_Quoted passage_

╔══

Hi! I believe I can be of help with this issue.
First, let me say I can imagine how confusing this situation must be for you. Your boyfriend has moved, in speech at least, from boyfriend/girlfriend to talking about being your fiance. He wants to make this relationship his marriage. You are clearly a normal, caring, loving person. So you hear this and you understand it to mean a very specific type of commitment: marriage is a total commitment to each other. That is indeed how our society has always understood what marriage means traditionally.
And this is actually the key to my answer to you that you need to consider and think about. In fact, you may decide it will be worthwhile to print it out and read it together with your fiance at a Starbucks or some other neutral site. This is not an issue of right or wrong. It is an issue of values. You understand the emotional commitment and exclusivity of marriage to be exactly what it says and you are concerned that he does not.
You are treating engagement as a warm up to the marriage. If he is going to say he wants to marry you and loves you, he needs to show you that this is true and real, now, not just after the wedding ceremony. All the rules apply in your eyes. There is an exclusive level of commitment in that relationship.
He is expressing different values. It is possible that he will feel differently when you two are married, but that is not certain. It could well be that his values are different on the level of monogamy that marriage requires. He might feel that close platonic friendships with members of the opposite sex, and even with ex-lovers, are allowed and not a violation.
He may agree with you that marriage does preclude these relationships and that he shares your values. But he may believe that the period before marriage is not a period of commitment. That is also a values question: you do not see the wedding ceremony as an on/off switch. And so you are concerned that if he is going to feel it is permissible to have these relationships now, this will not suddenly change when he is wearing a ring.

╚══

_Supplied material_
╔══

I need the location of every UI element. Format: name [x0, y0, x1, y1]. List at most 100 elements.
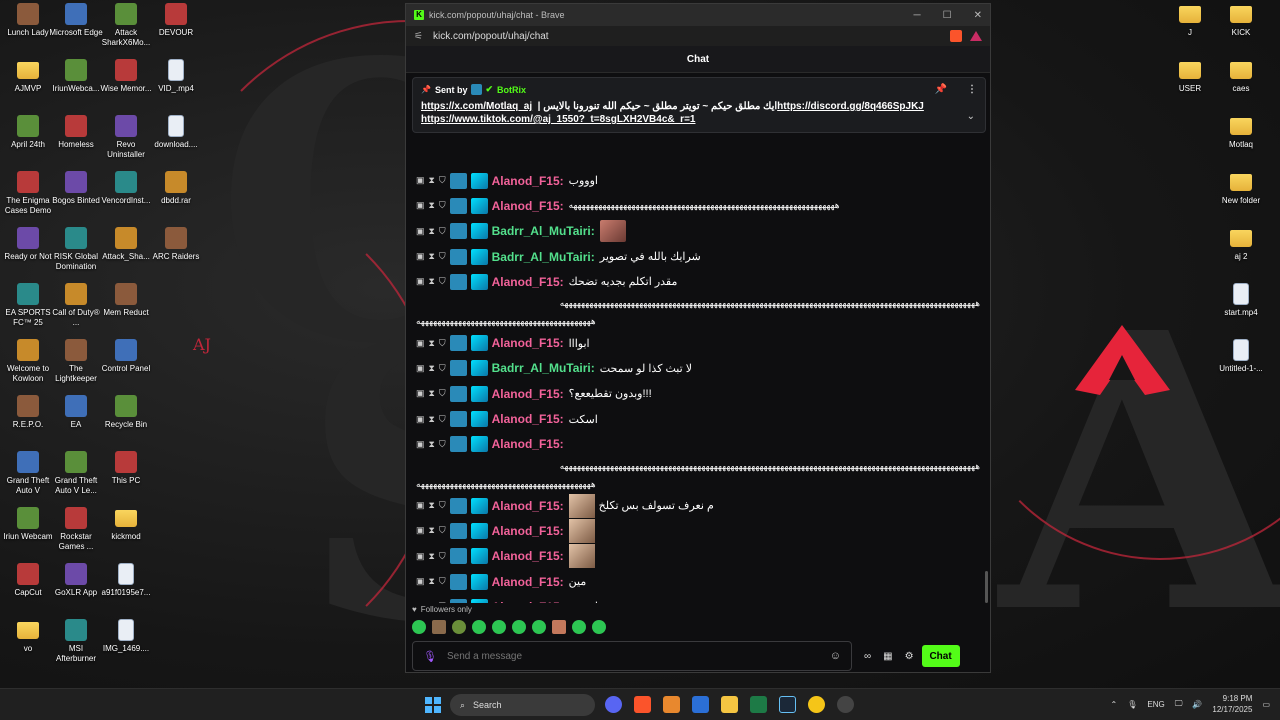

╚══

_Request 1_
Summarize the advice piece in two sentences.
_Request 2_
In the advice piece, where does the writer suggest reading a printout of it together with the fiance?
_Request 3_
Revise the advice piece starting with "You are treating" and going on through "not a violation.", putting "former partners" in place of "ex-lovers".

_Correct response 1_
The writer explains that the reader treats engagement as already carrying the full, exclusive commitment of marriage, while the reader's fiance seems to hold different values. This is presented as a question of values rather than of right or wrong: he may think close platonic friendships with the opposite sex and even with ex-lovers are allowed, or he may believe the period before marriage is not a period of commitment.

_Correct response 2_
At a Starbucks or some other neutral site.

_Correct response 3_
You are treating engagement as a warm up to the marriage. If he is going to say he wants to marry you and loves you, he needs to show you that this is true and real, now, not just after the wedding ceremony. All the rules apply in your eyes. There is an exclusive level of commitment in that relationship.
He is expressing different values. It is possible that he will feel differently when you two are married, but that is not certain. It could well be that his values are different on the level of monogamy that marriage requires. He might feel that close platonic friendships with members of the opposite sex, and even with former partners, are allowed and not a violation.